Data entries
-*-*-

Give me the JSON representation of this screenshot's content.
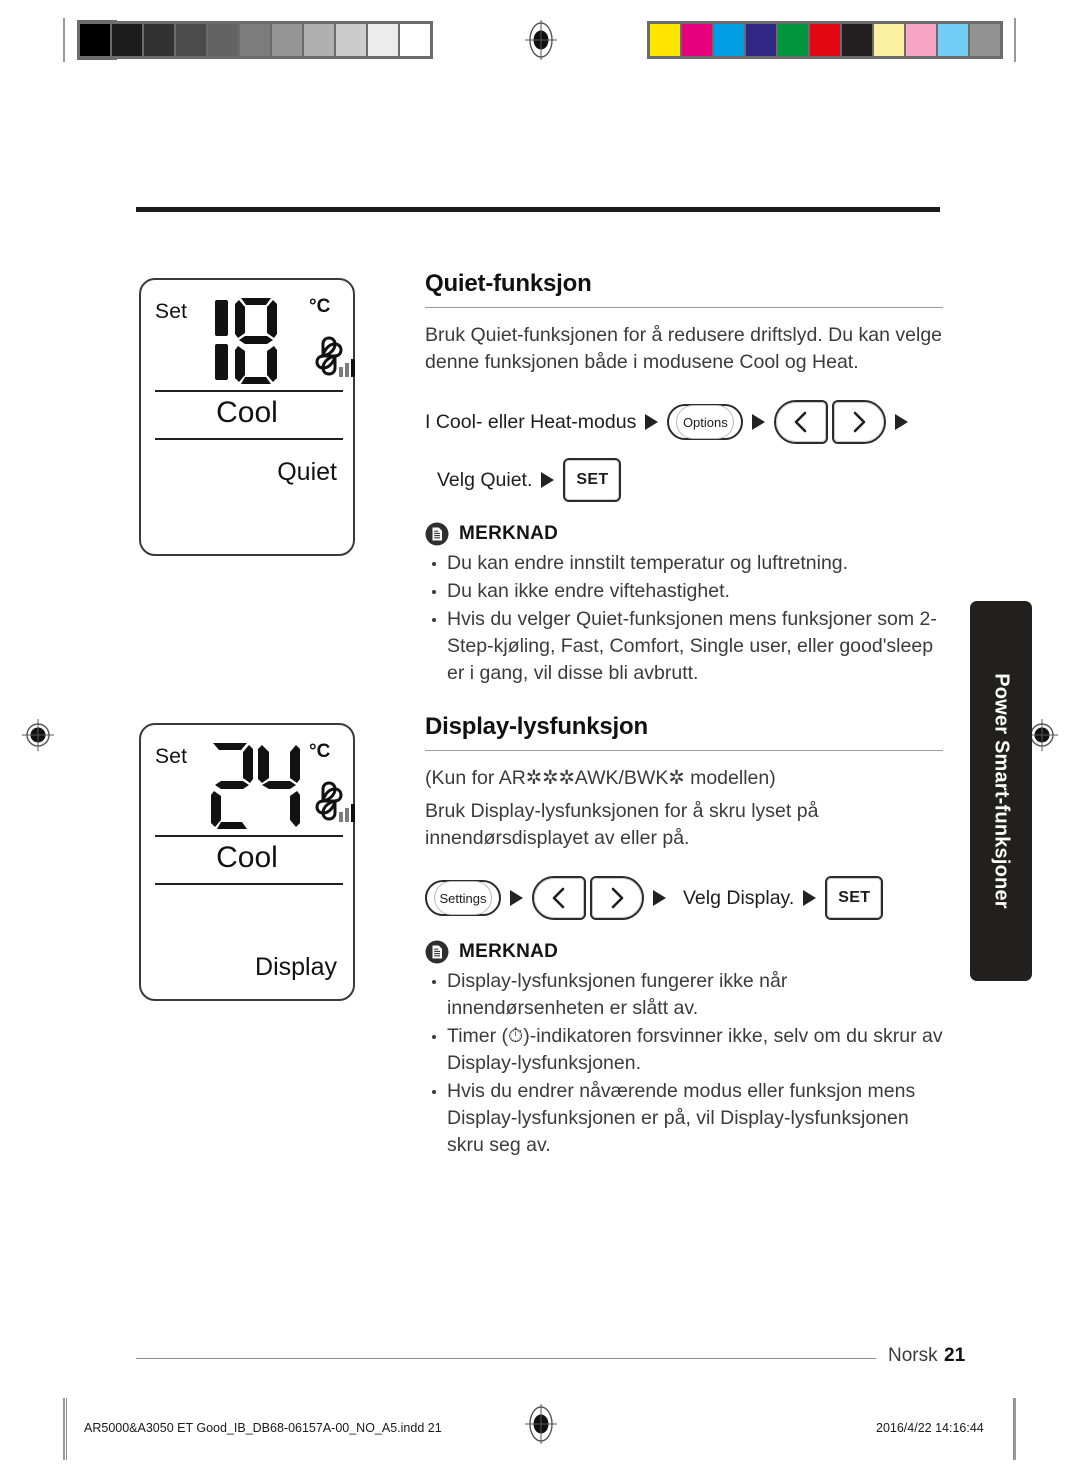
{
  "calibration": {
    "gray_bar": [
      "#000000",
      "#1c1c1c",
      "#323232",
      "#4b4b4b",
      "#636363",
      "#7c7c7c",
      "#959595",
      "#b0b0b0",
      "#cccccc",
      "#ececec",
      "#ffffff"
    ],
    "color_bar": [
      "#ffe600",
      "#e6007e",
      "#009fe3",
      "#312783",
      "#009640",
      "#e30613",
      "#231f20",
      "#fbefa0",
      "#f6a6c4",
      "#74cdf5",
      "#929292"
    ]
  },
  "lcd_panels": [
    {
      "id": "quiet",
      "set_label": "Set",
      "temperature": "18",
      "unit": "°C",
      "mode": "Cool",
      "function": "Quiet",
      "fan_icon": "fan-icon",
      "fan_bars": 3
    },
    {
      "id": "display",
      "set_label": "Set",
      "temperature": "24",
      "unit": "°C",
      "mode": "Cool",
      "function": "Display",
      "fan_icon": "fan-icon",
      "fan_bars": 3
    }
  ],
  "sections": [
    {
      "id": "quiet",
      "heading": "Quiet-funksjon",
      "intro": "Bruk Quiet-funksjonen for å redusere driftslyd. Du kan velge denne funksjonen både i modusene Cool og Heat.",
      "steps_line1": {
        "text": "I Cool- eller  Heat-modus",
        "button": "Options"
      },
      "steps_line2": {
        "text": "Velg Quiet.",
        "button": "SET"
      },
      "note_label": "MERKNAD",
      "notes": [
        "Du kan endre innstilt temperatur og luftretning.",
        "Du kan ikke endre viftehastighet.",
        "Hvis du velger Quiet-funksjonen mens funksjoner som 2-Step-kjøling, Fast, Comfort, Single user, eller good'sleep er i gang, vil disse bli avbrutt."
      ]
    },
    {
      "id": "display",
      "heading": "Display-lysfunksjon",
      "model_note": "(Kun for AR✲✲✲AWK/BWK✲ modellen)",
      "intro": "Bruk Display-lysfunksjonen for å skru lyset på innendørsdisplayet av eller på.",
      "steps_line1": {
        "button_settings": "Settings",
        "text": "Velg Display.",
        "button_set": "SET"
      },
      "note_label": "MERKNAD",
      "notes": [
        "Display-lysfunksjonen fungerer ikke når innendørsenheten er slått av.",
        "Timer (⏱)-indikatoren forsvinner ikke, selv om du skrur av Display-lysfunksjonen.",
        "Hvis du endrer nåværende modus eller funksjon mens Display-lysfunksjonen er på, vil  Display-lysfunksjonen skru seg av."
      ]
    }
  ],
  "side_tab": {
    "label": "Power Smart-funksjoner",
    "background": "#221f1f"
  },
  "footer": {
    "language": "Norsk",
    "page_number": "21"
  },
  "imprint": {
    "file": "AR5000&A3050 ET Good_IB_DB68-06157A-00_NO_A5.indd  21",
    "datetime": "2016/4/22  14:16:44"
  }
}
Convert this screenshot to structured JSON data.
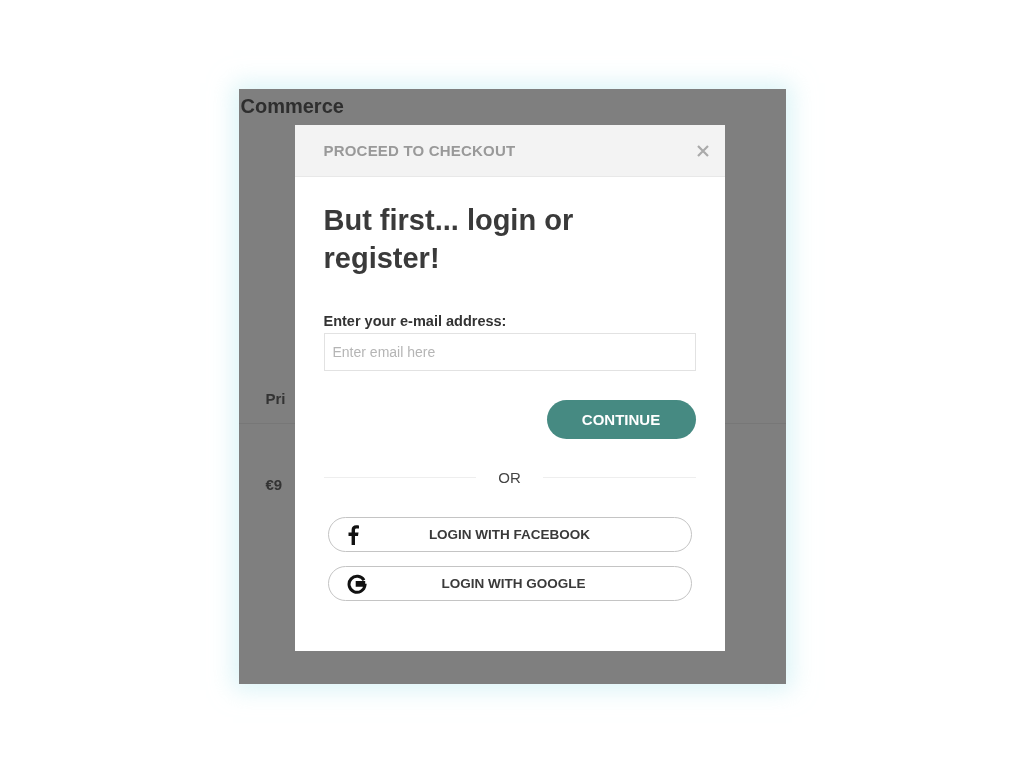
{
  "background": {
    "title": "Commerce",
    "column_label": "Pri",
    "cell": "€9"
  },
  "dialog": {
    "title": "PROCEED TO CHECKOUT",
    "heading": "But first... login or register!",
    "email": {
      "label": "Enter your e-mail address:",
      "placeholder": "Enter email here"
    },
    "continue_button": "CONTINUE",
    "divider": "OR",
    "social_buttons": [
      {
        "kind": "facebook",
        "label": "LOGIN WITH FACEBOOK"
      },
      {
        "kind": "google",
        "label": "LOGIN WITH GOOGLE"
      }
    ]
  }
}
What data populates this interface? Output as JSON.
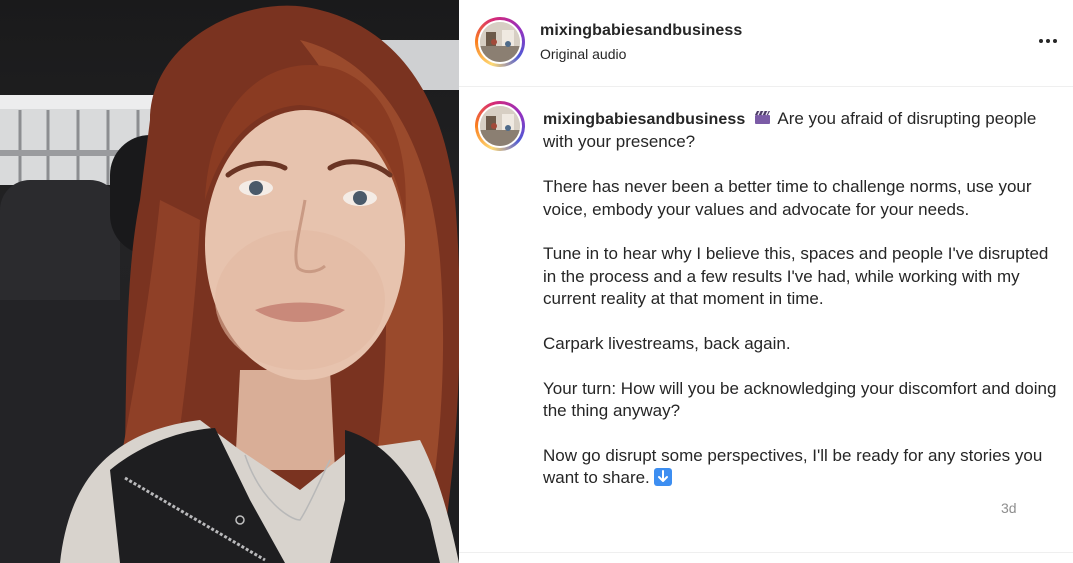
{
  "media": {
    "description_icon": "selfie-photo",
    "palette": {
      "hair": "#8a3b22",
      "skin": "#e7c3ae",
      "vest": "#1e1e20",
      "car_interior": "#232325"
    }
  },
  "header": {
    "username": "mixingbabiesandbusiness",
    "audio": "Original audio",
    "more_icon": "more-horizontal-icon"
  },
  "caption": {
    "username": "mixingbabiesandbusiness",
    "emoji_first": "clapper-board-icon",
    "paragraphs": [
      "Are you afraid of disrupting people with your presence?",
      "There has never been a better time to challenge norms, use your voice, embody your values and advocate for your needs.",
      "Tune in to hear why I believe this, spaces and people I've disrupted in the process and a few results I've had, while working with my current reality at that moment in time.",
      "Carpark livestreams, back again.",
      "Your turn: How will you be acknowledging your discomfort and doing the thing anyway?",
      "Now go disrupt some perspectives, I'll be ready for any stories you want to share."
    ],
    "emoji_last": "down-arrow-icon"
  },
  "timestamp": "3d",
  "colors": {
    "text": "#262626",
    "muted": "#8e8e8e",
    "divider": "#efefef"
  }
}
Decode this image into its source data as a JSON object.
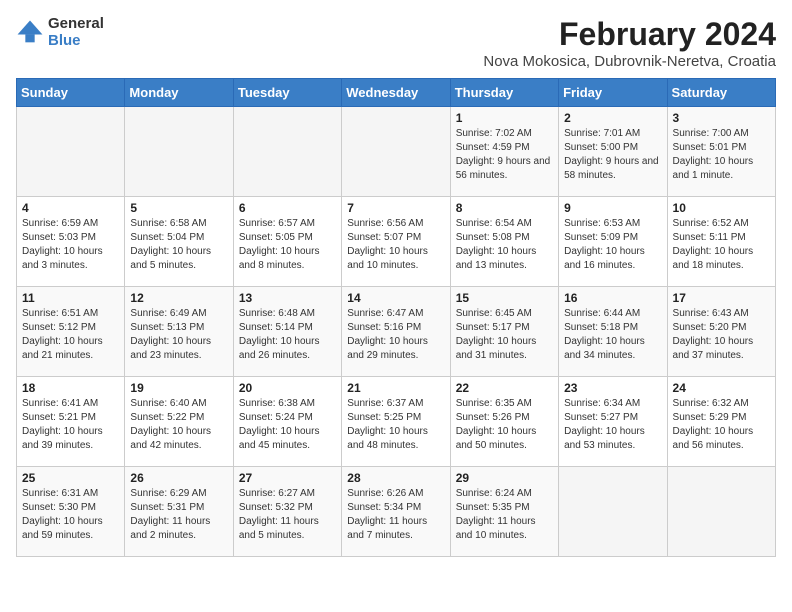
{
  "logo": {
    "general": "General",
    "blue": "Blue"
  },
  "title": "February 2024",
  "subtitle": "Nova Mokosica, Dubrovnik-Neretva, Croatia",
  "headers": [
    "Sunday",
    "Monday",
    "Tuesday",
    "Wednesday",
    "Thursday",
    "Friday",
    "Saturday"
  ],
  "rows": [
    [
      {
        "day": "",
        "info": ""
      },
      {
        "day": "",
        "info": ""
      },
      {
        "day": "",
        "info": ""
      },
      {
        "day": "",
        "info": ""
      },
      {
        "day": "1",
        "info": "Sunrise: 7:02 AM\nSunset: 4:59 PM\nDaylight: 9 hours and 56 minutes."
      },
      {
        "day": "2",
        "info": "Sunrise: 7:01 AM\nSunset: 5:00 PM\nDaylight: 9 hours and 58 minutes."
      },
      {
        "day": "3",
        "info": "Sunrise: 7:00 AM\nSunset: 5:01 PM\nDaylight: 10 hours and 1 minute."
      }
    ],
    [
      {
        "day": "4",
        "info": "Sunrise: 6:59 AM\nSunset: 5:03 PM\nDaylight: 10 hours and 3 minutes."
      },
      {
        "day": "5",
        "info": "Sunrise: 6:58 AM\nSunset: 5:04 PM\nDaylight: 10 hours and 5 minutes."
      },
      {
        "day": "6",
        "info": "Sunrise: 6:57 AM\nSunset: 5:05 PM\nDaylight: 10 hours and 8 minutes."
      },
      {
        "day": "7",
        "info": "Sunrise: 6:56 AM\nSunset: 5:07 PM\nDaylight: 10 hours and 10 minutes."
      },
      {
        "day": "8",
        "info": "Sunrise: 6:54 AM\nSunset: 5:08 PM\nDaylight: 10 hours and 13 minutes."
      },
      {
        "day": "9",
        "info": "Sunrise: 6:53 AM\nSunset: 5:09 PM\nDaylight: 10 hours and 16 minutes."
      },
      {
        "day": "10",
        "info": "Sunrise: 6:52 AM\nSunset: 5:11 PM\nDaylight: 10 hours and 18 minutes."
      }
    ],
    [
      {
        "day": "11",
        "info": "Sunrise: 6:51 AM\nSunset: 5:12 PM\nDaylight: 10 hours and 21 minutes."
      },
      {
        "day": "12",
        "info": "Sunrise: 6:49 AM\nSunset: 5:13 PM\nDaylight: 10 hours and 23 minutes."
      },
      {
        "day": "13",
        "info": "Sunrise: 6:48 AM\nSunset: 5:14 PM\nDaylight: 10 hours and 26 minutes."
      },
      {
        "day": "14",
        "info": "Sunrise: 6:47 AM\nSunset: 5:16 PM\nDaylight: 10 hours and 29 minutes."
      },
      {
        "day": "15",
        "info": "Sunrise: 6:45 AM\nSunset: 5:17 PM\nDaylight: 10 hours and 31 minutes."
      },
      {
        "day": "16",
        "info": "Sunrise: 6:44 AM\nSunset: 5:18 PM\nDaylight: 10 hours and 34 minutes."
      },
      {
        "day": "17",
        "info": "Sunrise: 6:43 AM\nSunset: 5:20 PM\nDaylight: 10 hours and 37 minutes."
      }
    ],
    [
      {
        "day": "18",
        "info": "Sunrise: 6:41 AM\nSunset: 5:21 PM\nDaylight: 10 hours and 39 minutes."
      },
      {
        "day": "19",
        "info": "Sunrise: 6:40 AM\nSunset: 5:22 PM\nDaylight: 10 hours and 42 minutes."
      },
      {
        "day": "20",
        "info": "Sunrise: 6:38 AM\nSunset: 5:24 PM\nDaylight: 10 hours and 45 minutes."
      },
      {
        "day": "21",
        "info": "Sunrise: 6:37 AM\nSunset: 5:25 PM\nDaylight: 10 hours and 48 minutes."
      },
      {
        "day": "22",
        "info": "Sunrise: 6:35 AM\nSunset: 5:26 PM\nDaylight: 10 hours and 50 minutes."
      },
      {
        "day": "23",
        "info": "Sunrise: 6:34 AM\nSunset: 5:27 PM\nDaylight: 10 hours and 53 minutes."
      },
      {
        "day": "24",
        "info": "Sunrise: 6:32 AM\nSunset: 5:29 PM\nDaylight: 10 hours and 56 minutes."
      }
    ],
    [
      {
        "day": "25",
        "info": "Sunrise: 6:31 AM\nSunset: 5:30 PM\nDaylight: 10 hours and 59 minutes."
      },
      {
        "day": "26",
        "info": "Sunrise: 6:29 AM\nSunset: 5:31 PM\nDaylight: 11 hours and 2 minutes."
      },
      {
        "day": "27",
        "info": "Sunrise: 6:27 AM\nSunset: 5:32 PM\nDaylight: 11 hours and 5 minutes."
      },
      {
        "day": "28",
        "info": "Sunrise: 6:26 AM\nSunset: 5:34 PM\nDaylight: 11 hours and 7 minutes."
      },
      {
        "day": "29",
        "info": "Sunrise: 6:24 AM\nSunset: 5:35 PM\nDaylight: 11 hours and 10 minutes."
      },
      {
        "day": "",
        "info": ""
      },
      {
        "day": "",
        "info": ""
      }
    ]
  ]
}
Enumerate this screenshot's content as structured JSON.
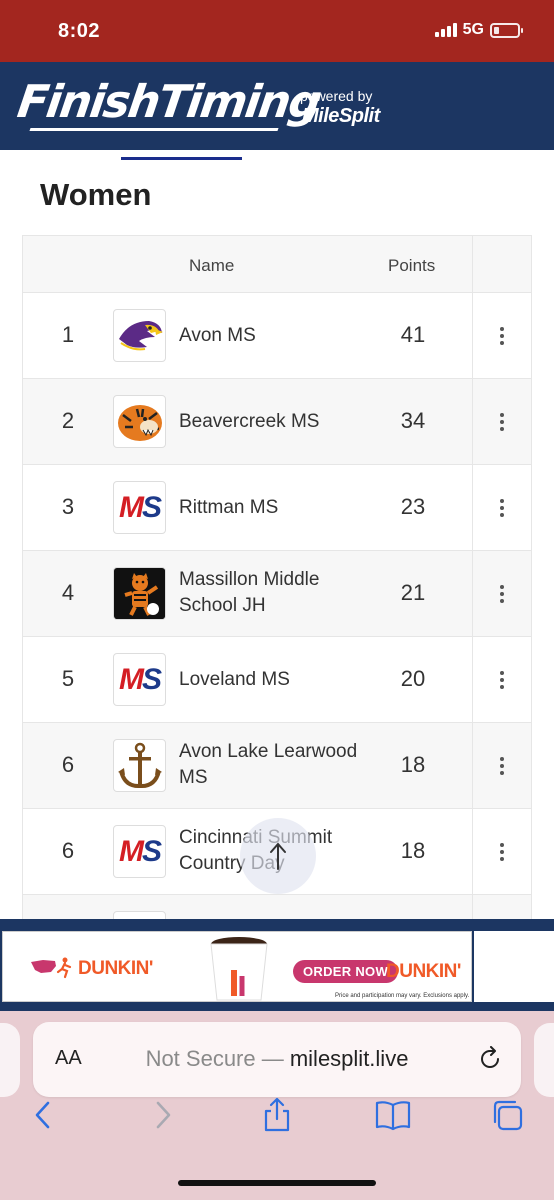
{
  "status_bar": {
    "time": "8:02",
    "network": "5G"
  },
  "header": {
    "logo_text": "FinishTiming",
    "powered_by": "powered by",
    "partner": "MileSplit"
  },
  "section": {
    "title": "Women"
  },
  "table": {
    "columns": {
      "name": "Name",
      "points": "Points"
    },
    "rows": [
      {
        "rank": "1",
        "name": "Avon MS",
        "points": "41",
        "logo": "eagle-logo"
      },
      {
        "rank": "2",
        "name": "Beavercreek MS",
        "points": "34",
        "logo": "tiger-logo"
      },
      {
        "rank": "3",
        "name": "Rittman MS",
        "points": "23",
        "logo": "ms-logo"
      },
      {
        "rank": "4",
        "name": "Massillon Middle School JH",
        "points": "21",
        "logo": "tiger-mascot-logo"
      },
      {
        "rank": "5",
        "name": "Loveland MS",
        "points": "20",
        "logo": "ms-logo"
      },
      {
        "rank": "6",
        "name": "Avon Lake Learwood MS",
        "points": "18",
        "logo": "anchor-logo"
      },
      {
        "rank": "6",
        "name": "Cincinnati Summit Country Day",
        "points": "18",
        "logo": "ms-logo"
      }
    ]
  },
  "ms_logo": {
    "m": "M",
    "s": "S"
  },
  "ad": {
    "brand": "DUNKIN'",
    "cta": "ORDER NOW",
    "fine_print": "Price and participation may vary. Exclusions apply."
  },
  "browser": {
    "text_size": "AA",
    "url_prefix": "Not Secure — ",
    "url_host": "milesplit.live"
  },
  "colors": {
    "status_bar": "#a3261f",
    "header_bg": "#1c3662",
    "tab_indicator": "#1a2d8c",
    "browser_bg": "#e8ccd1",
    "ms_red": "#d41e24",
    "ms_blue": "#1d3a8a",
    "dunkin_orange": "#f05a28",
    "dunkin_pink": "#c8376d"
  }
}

-*-*-

= Given instruction =
Work out how many lines above contain the word "JSON". Give only the number.

= Task answer =
5